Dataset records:

####

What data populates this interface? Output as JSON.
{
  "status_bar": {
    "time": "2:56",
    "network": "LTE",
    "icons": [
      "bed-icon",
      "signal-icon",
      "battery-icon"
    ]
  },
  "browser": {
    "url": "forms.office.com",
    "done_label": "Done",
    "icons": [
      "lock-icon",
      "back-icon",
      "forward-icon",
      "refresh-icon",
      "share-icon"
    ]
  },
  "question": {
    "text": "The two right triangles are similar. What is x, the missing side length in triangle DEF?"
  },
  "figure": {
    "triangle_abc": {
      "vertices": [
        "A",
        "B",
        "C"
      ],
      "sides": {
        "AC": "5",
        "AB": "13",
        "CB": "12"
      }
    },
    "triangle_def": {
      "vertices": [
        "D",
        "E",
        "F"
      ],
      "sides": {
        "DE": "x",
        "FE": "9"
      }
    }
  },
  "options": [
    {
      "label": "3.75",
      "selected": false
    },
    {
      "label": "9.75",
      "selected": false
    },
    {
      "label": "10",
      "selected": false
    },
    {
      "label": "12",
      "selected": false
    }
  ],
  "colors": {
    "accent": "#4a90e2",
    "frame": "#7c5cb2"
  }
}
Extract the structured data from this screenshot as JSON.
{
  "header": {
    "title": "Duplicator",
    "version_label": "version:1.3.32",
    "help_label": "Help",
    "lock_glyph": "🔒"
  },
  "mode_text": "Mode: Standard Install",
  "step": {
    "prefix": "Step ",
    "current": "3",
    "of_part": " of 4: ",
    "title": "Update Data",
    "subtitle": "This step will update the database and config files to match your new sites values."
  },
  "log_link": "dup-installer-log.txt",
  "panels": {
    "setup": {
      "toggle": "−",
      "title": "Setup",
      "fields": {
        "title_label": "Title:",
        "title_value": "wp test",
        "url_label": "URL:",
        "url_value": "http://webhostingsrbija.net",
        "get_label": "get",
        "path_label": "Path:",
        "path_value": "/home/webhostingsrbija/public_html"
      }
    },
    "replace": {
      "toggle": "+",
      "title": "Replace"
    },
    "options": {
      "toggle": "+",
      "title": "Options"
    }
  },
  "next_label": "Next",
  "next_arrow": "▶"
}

####

## PROBLEM REQUIREMENTS
Write an exact transcription of every entry above.

## EXERCISE RESULT
What data populates this interface? Output as JSON.
{
  "status_bar": {
    "time": "2:56",
    "network": "LTE",
    "icons": [
      "bed-icon",
      "signal-icon",
      "battery-icon"
    ]
  },
  "browser": {
    "url": "forms.office.com",
    "done_label": "Done",
    "icons": [
      "lock-icon",
      "back-icon",
      "forward-icon",
      "refresh-icon",
      "share-icon"
    ]
  },
  "question": {
    "text": "The two right triangles are similar. What is x, the missing side length in triangle DEF?"
  },
  "figure": {
    "triangle_abc": {
      "vertices": [
        "A",
        "B",
        "C"
      ],
      "sides": {
        "AC": "5",
        "AB": "13",
        "CB": "12"
      }
    },
    "triangle_def": {
      "vertices": [
        "D",
        "E",
        "F"
      ],
      "sides": {
        "DE": "x",
        "FE": "9"
      }
    }
  },
  "options": [
    {
      "label": "3.75",
      "selected": false
    },
    {
      "label": "9.75",
      "selected": false
    },
    {
      "label": "10",
      "selected": false
    },
    {
      "label": "12",
      "selected": false
    }
  ],
  "colors": {
    "accent": "#4a90e2",
    "frame": "#7c5cb2"
  }
}
Extract the structured data from this screenshot as JSON.
{
  "header": {
    "title": "Duplicator",
    "version_label": "version:1.3.32",
    "help_label": "Help",
    "lock_glyph": "🔒"
  },
  "mode_text": "Mode: Standard Install",
  "step": {
    "prefix": "Step ",
    "current": "3",
    "of_part": " of 4: ",
    "title": "Update Data",
    "subtitle": "This step will update the database and config files to match your new sites values."
  },
  "log_link": "dup-installer-log.txt",
  "panels": {
    "setup": {
      "toggle": "−",
      "title": "Setup",
      "fields": {
        "title_label": "Title:",
        "title_value": "wp test",
        "url_label": "URL:",
        "url_value": "http://webhostingsrbija.net",
        "get_label": "get",
        "path_label": "Path:",
        "path_value": "/home/webhostingsrbija/public_html"
      }
    },
    "replace": {
      "toggle": "+",
      "title": "Replace"
    },
    "options": {
      "toggle": "+",
      "title": "Options"
    }
  },
  "next_label": "Next",
  "next_arrow": "▶"
}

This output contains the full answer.